[Problem details] Skip the images and copy each record exactly as written.

*** Provided material

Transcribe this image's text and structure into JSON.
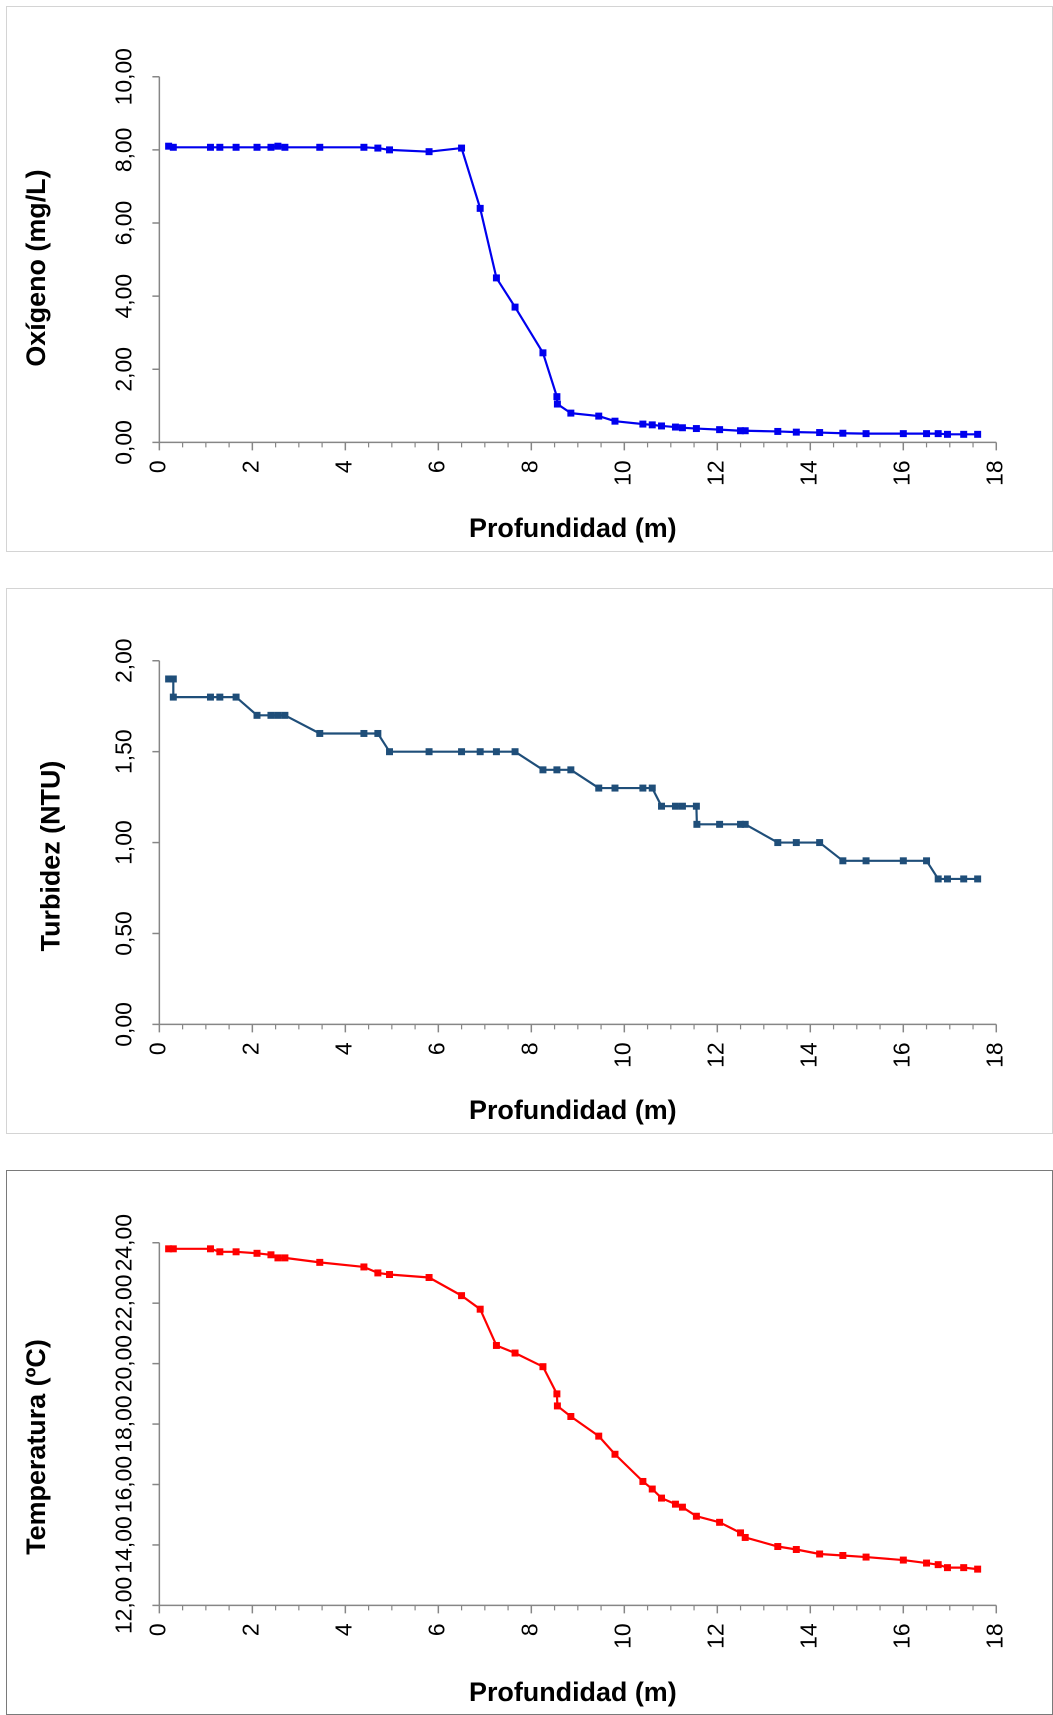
{
  "chart_data": [
    {
      "type": "line",
      "xlabel": "Profundidad (m)",
      "ylabel": "Oxígeno (mg/L)",
      "x_ticks": [
        "0",
        "2",
        "4",
        "6",
        "8",
        "10",
        "12",
        "14",
        "16",
        "18"
      ],
      "y_ticks": [
        "0,00",
        "2,00",
        "4,00",
        "6,00",
        "8,00",
        "10,00"
      ],
      "xlim": [
        0,
        18
      ],
      "ylim": [
        0,
        10
      ],
      "color": "#0000ee",
      "series": [
        {
          "x": [
            0.2,
            0.3,
            1.1,
            1.3,
            1.65,
            2.1,
            2.4,
            2.55,
            2.7,
            3.45,
            4.4,
            4.7,
            4.95,
            5.8,
            6.5,
            6.9,
            7.25,
            7.65,
            8.25,
            8.55,
            8.56,
            8.85,
            9.45,
            9.8,
            10.4,
            10.6,
            10.8,
            11.1,
            11.25,
            11.55,
            12.05,
            12.5,
            12.6,
            13.3,
            13.7,
            14.2,
            14.7,
            15.2,
            16.0,
            16.5,
            16.75,
            16.95,
            17.3,
            17.6
          ],
          "y": [
            8.1,
            8.07,
            8.07,
            8.07,
            8.07,
            8.07,
            8.07,
            8.1,
            8.07,
            8.07,
            8.07,
            8.05,
            8.0,
            7.95,
            8.05,
            6.4,
            4.5,
            3.7,
            2.45,
            1.25,
            1.05,
            0.8,
            0.72,
            0.58,
            0.5,
            0.48,
            0.45,
            0.42,
            0.4,
            0.38,
            0.35,
            0.32,
            0.32,
            0.3,
            0.28,
            0.27,
            0.25,
            0.24,
            0.24,
            0.24,
            0.24,
            0.22,
            0.22,
            0.22
          ]
        }
      ]
    },
    {
      "type": "line",
      "xlabel": "Profundidad (m)",
      "ylabel": "Turbidez (NTU)",
      "x_ticks": [
        "0",
        "2",
        "4",
        "6",
        "8",
        "10",
        "12",
        "14",
        "16",
        "18"
      ],
      "y_ticks": [
        "0,00",
        "0,50",
        "1,00",
        "1,50",
        "2,00"
      ],
      "xlim": [
        0,
        18
      ],
      "ylim": [
        0,
        2
      ],
      "color": "#1f4e79",
      "series": [
        {
          "x": [
            0.2,
            0.3,
            0.3,
            1.1,
            1.3,
            1.65,
            2.1,
            2.4,
            2.55,
            2.7,
            3.45,
            4.4,
            4.7,
            4.95,
            5.8,
            6.5,
            6.9,
            7.25,
            7.65,
            8.25,
            8.55,
            8.85,
            9.45,
            9.8,
            10.4,
            10.6,
            10.8,
            11.1,
            11.25,
            11.55,
            11.56,
            12.05,
            12.5,
            12.6,
            13.3,
            13.7,
            14.2,
            14.7,
            15.2,
            16.0,
            16.5,
            16.75,
            16.95,
            17.3,
            17.6
          ],
          "y": [
            1.9,
            1.9,
            1.8,
            1.8,
            1.8,
            1.8,
            1.7,
            1.7,
            1.7,
            1.7,
            1.6,
            1.6,
            1.6,
            1.5,
            1.5,
            1.5,
            1.5,
            1.5,
            1.5,
            1.4,
            1.4,
            1.4,
            1.3,
            1.3,
            1.3,
            1.3,
            1.2,
            1.2,
            1.2,
            1.2,
            1.1,
            1.1,
            1.1,
            1.1,
            1.0,
            1.0,
            1.0,
            0.9,
            0.9,
            0.9,
            0.9,
            0.8,
            0.8,
            0.8,
            0.8
          ]
        }
      ]
    },
    {
      "type": "line",
      "xlabel": "Profundidad (m)",
      "ylabel": "Temperatura (ºC)",
      "x_ticks": [
        "0",
        "2",
        "4",
        "6",
        "8",
        "10",
        "12",
        "14",
        "16",
        "18"
      ],
      "y_ticks": [
        "12,00",
        "14,00",
        "16,00",
        "18,00",
        "20,00",
        "22,00",
        "24,00"
      ],
      "xlim": [
        0,
        18
      ],
      "ylim": [
        12,
        24
      ],
      "color": "#ff0000",
      "series": [
        {
          "x": [
            0.2,
            0.3,
            1.1,
            1.3,
            1.65,
            2.1,
            2.4,
            2.55,
            2.7,
            3.45,
            4.4,
            4.7,
            4.95,
            5.8,
            6.5,
            6.9,
            7.25,
            7.65,
            8.25,
            8.55,
            8.56,
            8.85,
            9.45,
            9.8,
            10.4,
            10.6,
            10.8,
            11.1,
            11.25,
            11.55,
            12.05,
            12.5,
            12.6,
            13.3,
            13.7,
            14.2,
            14.7,
            15.2,
            16.0,
            16.5,
            16.75,
            16.95,
            17.3,
            17.6
          ],
          "y": [
            23.8,
            23.8,
            23.8,
            23.7,
            23.7,
            23.65,
            23.6,
            23.5,
            23.5,
            23.35,
            23.2,
            23.0,
            22.95,
            22.85,
            22.25,
            21.8,
            20.6,
            20.35,
            19.9,
            19.0,
            18.6,
            18.25,
            17.6,
            17.0,
            16.1,
            15.85,
            15.55,
            15.35,
            15.25,
            14.95,
            14.75,
            14.4,
            14.25,
            13.95,
            13.85,
            13.7,
            13.65,
            13.6,
            13.5,
            13.4,
            13.35,
            13.25,
            13.25,
            13.2
          ]
        }
      ]
    }
  ]
}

******

[Solution to this problem]
Transcribe this image's text and structure into JSON.
{
  "chart_data": [
    {
      "type": "line",
      "xlabel": "Profundidad (m)",
      "ylabel": "Oxígeno (mg/L)",
      "x_ticks": [
        "0",
        "2",
        "4",
        "6",
        "8",
        "10",
        "12",
        "14",
        "16",
        "18"
      ],
      "y_ticks": [
        "0,00",
        "2,00",
        "4,00",
        "6,00",
        "8,00",
        "10,00"
      ],
      "xlim": [
        0,
        18
      ],
      "ylim": [
        0,
        10
      ],
      "color": "#0000ee",
      "series": [
        {
          "x": [
            0.2,
            0.3,
            1.1,
            1.3,
            1.65,
            2.1,
            2.4,
            2.55,
            2.7,
            3.45,
            4.4,
            4.7,
            4.95,
            5.8,
            6.5,
            6.9,
            7.25,
            7.65,
            8.25,
            8.55,
            8.56,
            8.85,
            9.45,
            9.8,
            10.4,
            10.6,
            10.8,
            11.1,
            11.25,
            11.55,
            12.05,
            12.5,
            12.6,
            13.3,
            13.7,
            14.2,
            14.7,
            15.2,
            16.0,
            16.5,
            16.75,
            16.95,
            17.3,
            17.6
          ],
          "y": [
            8.1,
            8.07,
            8.07,
            8.07,
            8.07,
            8.07,
            8.07,
            8.1,
            8.07,
            8.07,
            8.07,
            8.05,
            8.0,
            7.95,
            8.05,
            6.4,
            4.5,
            3.7,
            2.45,
            1.25,
            1.05,
            0.8,
            0.72,
            0.58,
            0.5,
            0.48,
            0.45,
            0.42,
            0.4,
            0.38,
            0.35,
            0.32,
            0.32,
            0.3,
            0.28,
            0.27,
            0.25,
            0.24,
            0.24,
            0.24,
            0.24,
            0.22,
            0.22,
            0.22
          ]
        }
      ]
    },
    {
      "type": "line",
      "xlabel": "Profundidad (m)",
      "ylabel": "Turbidez (NTU)",
      "x_ticks": [
        "0",
        "2",
        "4",
        "6",
        "8",
        "10",
        "12",
        "14",
        "16",
        "18"
      ],
      "y_ticks": [
        "0,00",
        "0,50",
        "1,00",
        "1,50",
        "2,00"
      ],
      "xlim": [
        0,
        18
      ],
      "ylim": [
        0,
        2
      ],
      "color": "#1f4e79",
      "series": [
        {
          "x": [
            0.2,
            0.3,
            0.3,
            1.1,
            1.3,
            1.65,
            2.1,
            2.4,
            2.55,
            2.7,
            3.45,
            4.4,
            4.7,
            4.95,
            5.8,
            6.5,
            6.9,
            7.25,
            7.65,
            8.25,
            8.55,
            8.85,
            9.45,
            9.8,
            10.4,
            10.6,
            10.8,
            11.1,
            11.25,
            11.55,
            11.56,
            12.05,
            12.5,
            12.6,
            13.3,
            13.7,
            14.2,
            14.7,
            15.2,
            16.0,
            16.5,
            16.75,
            16.95,
            17.3,
            17.6
          ],
          "y": [
            1.9,
            1.9,
            1.8,
            1.8,
            1.8,
            1.8,
            1.7,
            1.7,
            1.7,
            1.7,
            1.6,
            1.6,
            1.6,
            1.5,
            1.5,
            1.5,
            1.5,
            1.5,
            1.5,
            1.4,
            1.4,
            1.4,
            1.3,
            1.3,
            1.3,
            1.3,
            1.2,
            1.2,
            1.2,
            1.2,
            1.1,
            1.1,
            1.1,
            1.1,
            1.0,
            1.0,
            1.0,
            0.9,
            0.9,
            0.9,
            0.9,
            0.8,
            0.8,
            0.8,
            0.8
          ]
        }
      ]
    },
    {
      "type": "line",
      "xlabel": "Profundidad (m)",
      "ylabel": "Temperatura (ºC)",
      "x_ticks": [
        "0",
        "2",
        "4",
        "6",
        "8",
        "10",
        "12",
        "14",
        "16",
        "18"
      ],
      "y_ticks": [
        "12,00",
        "14,00",
        "16,00",
        "18,00",
        "20,00",
        "22,00",
        "24,00"
      ],
      "xlim": [
        0,
        18
      ],
      "ylim": [
        12,
        24
      ],
      "color": "#ff0000",
      "series": [
        {
          "x": [
            0.2,
            0.3,
            1.1,
            1.3,
            1.65,
            2.1,
            2.4,
            2.55,
            2.7,
            3.45,
            4.4,
            4.7,
            4.95,
            5.8,
            6.5,
            6.9,
            7.25,
            7.65,
            8.25,
            8.55,
            8.56,
            8.85,
            9.45,
            9.8,
            10.4,
            10.6,
            10.8,
            11.1,
            11.25,
            11.55,
            12.05,
            12.5,
            12.6,
            13.3,
            13.7,
            14.2,
            14.7,
            15.2,
            16.0,
            16.5,
            16.75,
            16.95,
            17.3,
            17.6
          ],
          "y": [
            23.8,
            23.8,
            23.8,
            23.7,
            23.7,
            23.65,
            23.6,
            23.5,
            23.5,
            23.35,
            23.2,
            23.0,
            22.95,
            22.85,
            22.25,
            21.8,
            20.6,
            20.35,
            19.9,
            19.0,
            18.6,
            18.25,
            17.6,
            17.0,
            16.1,
            15.85,
            15.55,
            15.35,
            15.25,
            14.95,
            14.75,
            14.4,
            14.25,
            13.95,
            13.85,
            13.7,
            13.65,
            13.6,
            13.5,
            13.4,
            13.35,
            13.25,
            13.25,
            13.2
          ]
        }
      ]
    }
  ]
}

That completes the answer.